[Stored data entries]
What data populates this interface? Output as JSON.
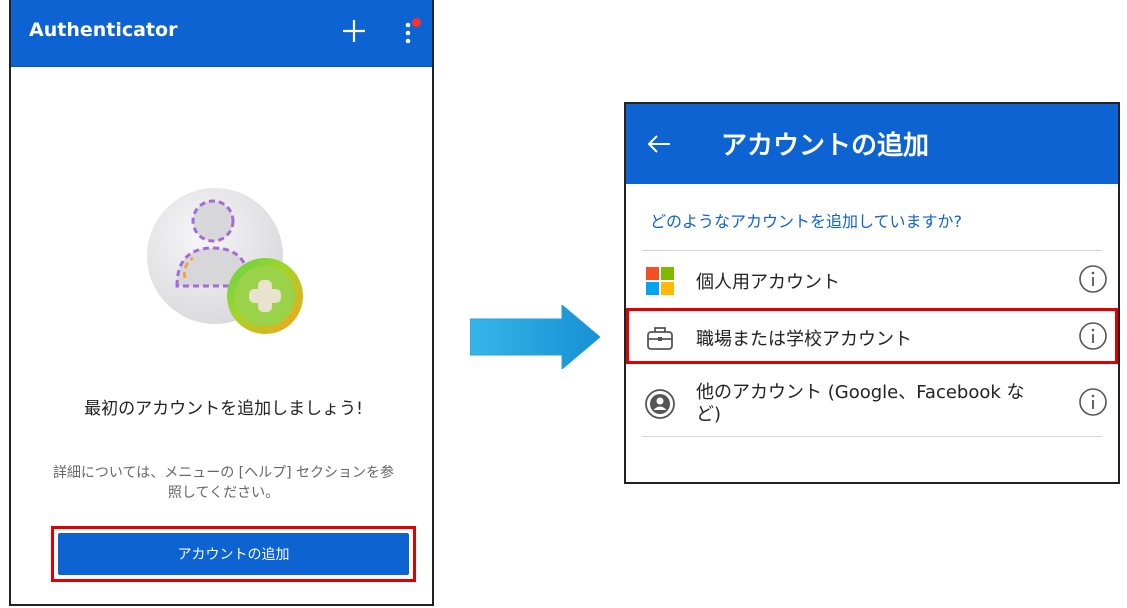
{
  "left": {
    "app_title": "Authenticator",
    "plus_icon": "plus-icon",
    "more_icon": "more-vertical-icon",
    "first_account_title": "最初のアカウントを追加しましょう!",
    "help_text": "詳細については、メニューの [ヘルプ] セクションを参照してください。",
    "add_button_label": "アカウントの追加",
    "accent_color": "#0d63d1",
    "highlight_color": "#e00000"
  },
  "right": {
    "back_icon": "back-arrow-icon",
    "title": "アカウントの追加",
    "question": "どのようなアカウントを追加していますか?",
    "options": [
      {
        "label": "個人用アカウント",
        "icon": "microsoft-logo-icon"
      },
      {
        "label": "職場または学校アカウント",
        "icon": "briefcase-icon"
      },
      {
        "label": "他のアカウント (Google、Facebook など)",
        "icon": "user-circle-icon"
      }
    ],
    "info_icon": "info-icon"
  }
}
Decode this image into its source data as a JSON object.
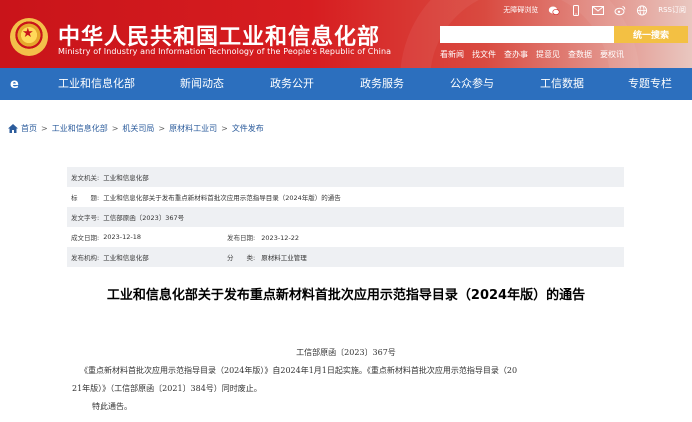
{
  "header": {
    "title": "中华人民共和国工业和信息化部",
    "subtitle": "Ministry of Industry and Information Technology of the People's Republic of China",
    "top_links": {
      "accessibility": "无障碍浏览",
      "rss": "RSS订阅"
    },
    "search_placeholder": "",
    "search_button": "统一搜索",
    "quick_links": [
      "看新闻",
      "找文件",
      "查办事",
      "提意见",
      "查数据",
      "要权讯"
    ]
  },
  "nav": {
    "items": [
      "工业和信息化部",
      "新闻动态",
      "政务公开",
      "政务服务",
      "公众参与",
      "工信数据",
      "专题专栏"
    ]
  },
  "breadcrumb": [
    "首页",
    "工业和信息化部",
    "机关司局",
    "原材料工业司",
    "文件发布"
  ],
  "info": {
    "issuer_label": "发文机关:",
    "issuer": "工业和信息化部",
    "title_label": "标　　题:",
    "title": "工业和信息化部关于发布重点新材料首批次应用示范指导目录（2024年版）的通告",
    "doc_no_label": "发文字号:",
    "doc_no": "工信部原函〔2023〕367号",
    "created_label": "成文日期:",
    "created": "2023-12-18",
    "published_label": "发布日期:",
    "published": "2023-12-22",
    "org_label": "发布机构:",
    "org": "工业和信息化部",
    "category_label": "分　　类:",
    "category": "原材料工业管理"
  },
  "article": {
    "title": "工业和信息化部关于发布重点新材料首批次应用示范指导目录（2024年版）的通告",
    "doc_no": "工信部原函〔2023〕367号",
    "para1_line1": "《重点新材料首批次应用示范指导目录（2024年版）》自2024年1月1日起实施。《重点新材料首批次应用示范指导目录（20",
    "para1_line2": "21年版）》（工信部原函〔2021〕384号）同时废止。",
    "para2": "特此通告。"
  }
}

**To be done**
Identify all lines where the word "JSON" shows up. Copy them.

**Final result**
What data populates this interface? Output as JSON.
Decode this image into its source data as a JSON object.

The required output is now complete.